Short task:
Wherever the word "ylabel" appears in a line, copy that line.

### Excerpted data

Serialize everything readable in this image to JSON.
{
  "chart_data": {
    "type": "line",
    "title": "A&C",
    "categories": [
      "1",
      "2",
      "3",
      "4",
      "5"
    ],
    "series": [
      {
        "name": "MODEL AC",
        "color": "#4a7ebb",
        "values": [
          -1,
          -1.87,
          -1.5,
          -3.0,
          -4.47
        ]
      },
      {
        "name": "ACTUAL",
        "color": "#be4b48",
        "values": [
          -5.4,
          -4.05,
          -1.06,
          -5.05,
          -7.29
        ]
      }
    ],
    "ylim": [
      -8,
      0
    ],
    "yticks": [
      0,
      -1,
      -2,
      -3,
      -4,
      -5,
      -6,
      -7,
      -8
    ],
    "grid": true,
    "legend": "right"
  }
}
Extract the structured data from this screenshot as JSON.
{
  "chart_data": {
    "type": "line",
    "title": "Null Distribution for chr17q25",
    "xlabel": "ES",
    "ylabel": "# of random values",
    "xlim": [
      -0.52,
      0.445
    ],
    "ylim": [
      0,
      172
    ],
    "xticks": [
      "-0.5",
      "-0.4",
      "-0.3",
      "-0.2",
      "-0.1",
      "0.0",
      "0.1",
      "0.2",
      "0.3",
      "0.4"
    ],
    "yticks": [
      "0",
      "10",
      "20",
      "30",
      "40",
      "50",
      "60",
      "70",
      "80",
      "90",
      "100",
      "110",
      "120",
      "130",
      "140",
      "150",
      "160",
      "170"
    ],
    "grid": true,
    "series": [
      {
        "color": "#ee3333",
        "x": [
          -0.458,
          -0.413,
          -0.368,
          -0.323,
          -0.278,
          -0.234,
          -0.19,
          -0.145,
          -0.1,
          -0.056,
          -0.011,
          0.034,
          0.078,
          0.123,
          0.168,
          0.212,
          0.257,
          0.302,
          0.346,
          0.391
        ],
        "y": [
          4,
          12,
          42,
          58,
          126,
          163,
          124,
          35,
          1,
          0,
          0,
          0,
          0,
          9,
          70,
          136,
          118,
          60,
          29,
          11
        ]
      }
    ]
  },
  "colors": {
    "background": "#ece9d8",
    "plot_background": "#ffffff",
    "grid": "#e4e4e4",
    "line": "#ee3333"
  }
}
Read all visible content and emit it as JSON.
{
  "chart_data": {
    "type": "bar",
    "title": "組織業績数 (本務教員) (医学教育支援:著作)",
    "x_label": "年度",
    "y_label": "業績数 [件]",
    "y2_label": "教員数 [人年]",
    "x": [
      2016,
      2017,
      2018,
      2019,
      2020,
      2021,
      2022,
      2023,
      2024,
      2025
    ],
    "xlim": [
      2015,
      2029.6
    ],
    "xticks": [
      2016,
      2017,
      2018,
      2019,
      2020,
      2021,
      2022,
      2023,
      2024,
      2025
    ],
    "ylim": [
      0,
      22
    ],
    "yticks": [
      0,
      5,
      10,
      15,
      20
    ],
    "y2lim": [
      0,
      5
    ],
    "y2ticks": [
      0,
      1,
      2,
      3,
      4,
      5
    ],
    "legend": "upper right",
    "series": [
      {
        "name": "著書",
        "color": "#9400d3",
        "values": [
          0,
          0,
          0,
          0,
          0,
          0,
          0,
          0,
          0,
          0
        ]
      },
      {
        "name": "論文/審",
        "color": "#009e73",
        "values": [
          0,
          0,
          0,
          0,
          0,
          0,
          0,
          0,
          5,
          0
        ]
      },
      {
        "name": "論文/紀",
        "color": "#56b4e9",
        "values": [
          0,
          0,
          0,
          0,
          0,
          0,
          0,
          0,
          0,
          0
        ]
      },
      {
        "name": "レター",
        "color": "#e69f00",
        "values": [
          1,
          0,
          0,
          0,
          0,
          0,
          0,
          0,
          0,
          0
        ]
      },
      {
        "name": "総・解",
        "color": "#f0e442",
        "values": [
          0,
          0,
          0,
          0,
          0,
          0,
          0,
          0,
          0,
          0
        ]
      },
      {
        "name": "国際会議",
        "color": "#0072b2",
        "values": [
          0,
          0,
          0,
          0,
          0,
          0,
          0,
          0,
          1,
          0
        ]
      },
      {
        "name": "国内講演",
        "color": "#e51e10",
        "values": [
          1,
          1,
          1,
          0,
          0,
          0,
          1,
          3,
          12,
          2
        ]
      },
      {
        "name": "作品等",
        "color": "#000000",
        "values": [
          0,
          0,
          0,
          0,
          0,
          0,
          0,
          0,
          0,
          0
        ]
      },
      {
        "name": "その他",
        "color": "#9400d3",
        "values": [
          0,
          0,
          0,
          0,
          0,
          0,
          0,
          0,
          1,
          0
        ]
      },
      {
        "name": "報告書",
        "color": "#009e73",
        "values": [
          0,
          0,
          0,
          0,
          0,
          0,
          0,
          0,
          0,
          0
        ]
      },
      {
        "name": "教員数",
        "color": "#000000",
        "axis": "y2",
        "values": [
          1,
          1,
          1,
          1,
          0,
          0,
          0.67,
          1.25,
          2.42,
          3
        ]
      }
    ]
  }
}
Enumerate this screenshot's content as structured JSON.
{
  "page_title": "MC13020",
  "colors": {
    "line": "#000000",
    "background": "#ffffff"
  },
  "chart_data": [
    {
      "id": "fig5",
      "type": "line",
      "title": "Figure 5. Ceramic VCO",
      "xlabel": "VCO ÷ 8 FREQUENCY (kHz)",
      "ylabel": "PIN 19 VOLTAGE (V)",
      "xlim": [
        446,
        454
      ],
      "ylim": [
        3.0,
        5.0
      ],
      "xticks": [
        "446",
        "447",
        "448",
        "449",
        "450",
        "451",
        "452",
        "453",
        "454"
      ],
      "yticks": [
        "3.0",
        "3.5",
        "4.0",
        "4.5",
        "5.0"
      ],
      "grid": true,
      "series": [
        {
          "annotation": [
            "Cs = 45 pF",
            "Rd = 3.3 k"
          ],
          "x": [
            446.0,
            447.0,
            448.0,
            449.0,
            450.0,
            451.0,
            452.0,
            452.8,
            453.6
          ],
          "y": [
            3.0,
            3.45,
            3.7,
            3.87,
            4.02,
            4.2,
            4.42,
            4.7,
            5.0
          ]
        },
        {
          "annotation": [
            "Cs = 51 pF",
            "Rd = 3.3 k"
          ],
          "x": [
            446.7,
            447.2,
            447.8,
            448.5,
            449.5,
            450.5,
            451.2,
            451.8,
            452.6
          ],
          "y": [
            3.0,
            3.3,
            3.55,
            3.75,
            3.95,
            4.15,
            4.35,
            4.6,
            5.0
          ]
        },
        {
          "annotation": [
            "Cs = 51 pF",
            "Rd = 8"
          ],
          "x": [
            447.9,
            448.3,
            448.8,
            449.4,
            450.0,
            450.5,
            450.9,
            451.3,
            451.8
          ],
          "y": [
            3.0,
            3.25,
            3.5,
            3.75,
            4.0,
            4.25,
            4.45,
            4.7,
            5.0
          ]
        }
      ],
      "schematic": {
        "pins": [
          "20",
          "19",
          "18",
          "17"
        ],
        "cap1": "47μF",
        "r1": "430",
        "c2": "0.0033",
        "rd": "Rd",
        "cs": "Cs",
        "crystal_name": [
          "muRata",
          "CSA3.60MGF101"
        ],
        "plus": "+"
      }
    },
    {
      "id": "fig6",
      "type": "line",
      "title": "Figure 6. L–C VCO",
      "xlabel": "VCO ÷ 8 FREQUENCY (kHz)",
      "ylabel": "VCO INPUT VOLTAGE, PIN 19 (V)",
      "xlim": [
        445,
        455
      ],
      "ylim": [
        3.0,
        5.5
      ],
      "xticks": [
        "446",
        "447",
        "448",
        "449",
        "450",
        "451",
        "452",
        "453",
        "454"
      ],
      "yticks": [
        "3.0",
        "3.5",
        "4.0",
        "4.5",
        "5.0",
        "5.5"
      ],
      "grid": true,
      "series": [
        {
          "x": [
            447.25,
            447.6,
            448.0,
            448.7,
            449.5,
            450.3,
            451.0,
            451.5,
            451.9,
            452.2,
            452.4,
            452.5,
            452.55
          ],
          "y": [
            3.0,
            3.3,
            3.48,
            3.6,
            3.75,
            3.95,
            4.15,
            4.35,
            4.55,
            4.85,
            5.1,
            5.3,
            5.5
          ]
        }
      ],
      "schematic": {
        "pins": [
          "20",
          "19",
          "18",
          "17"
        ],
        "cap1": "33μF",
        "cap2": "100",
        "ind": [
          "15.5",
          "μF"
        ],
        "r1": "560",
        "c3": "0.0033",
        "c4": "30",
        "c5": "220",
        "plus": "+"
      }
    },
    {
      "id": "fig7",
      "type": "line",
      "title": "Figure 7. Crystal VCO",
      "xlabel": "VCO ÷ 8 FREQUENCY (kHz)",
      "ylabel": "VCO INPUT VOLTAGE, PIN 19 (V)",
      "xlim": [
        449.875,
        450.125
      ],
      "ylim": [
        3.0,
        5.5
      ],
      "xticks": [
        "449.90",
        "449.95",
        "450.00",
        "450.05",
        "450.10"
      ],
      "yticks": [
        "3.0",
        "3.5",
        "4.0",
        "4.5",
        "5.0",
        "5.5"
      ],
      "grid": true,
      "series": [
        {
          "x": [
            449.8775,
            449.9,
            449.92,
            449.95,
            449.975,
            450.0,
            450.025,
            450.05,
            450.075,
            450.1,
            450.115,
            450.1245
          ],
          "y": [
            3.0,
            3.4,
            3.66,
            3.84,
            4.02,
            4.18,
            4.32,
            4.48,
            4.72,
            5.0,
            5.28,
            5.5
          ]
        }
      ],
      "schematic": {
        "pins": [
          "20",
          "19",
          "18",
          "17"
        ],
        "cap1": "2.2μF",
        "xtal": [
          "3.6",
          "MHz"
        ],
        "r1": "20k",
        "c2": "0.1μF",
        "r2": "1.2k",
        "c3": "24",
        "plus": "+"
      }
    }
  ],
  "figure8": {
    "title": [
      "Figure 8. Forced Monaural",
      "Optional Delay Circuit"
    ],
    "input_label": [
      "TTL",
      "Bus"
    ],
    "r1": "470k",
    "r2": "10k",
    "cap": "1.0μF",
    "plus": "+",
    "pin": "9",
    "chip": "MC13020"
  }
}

######

Task result:
    "ylabel": "# of random values",
      "ylabel": "PIN 19 VOLTAGE (V)",
      "ylabel": "VCO INPUT VOLTAGE, PIN 19 (V)",
      "ylabel": "VCO INPUT VOLTAGE, PIN 19 (V)",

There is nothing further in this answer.